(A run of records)

■ ■ ■ ■ ■ ■ ■

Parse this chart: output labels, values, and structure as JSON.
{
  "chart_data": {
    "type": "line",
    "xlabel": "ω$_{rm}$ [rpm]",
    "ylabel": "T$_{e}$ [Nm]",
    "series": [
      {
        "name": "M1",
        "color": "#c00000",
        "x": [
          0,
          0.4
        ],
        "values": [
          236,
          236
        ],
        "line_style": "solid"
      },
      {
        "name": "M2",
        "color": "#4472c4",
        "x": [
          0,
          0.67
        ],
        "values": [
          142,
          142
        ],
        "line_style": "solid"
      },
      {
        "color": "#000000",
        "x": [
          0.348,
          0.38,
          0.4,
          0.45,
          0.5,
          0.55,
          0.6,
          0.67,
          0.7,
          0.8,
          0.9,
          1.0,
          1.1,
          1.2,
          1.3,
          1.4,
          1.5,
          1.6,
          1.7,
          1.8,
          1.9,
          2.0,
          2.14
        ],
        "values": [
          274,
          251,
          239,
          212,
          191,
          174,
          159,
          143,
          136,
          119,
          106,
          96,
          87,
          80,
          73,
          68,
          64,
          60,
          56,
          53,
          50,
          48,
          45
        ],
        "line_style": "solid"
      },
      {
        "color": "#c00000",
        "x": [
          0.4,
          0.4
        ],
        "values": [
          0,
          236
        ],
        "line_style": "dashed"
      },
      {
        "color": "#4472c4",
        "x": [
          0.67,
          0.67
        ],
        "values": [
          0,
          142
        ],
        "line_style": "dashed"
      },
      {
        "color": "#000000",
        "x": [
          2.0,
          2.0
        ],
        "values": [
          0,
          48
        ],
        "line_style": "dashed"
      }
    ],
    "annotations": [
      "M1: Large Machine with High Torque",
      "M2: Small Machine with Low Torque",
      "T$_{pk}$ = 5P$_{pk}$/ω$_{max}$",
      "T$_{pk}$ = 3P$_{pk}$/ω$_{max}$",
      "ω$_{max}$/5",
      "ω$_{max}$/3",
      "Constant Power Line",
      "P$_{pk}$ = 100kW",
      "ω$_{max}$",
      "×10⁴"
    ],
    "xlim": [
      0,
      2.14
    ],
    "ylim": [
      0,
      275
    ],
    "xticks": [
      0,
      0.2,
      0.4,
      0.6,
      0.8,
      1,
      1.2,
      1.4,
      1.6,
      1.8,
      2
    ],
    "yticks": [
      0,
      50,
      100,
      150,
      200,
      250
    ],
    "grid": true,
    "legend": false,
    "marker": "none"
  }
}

■ ■ ■ ■ ■ ■ ■

• _Request_: Search the entries for the word "with", then list each line that holds it.

• _Finished exercise_:
      "M1: Large Machine with High Torque",
      "M2: Small Machine with Low Torque",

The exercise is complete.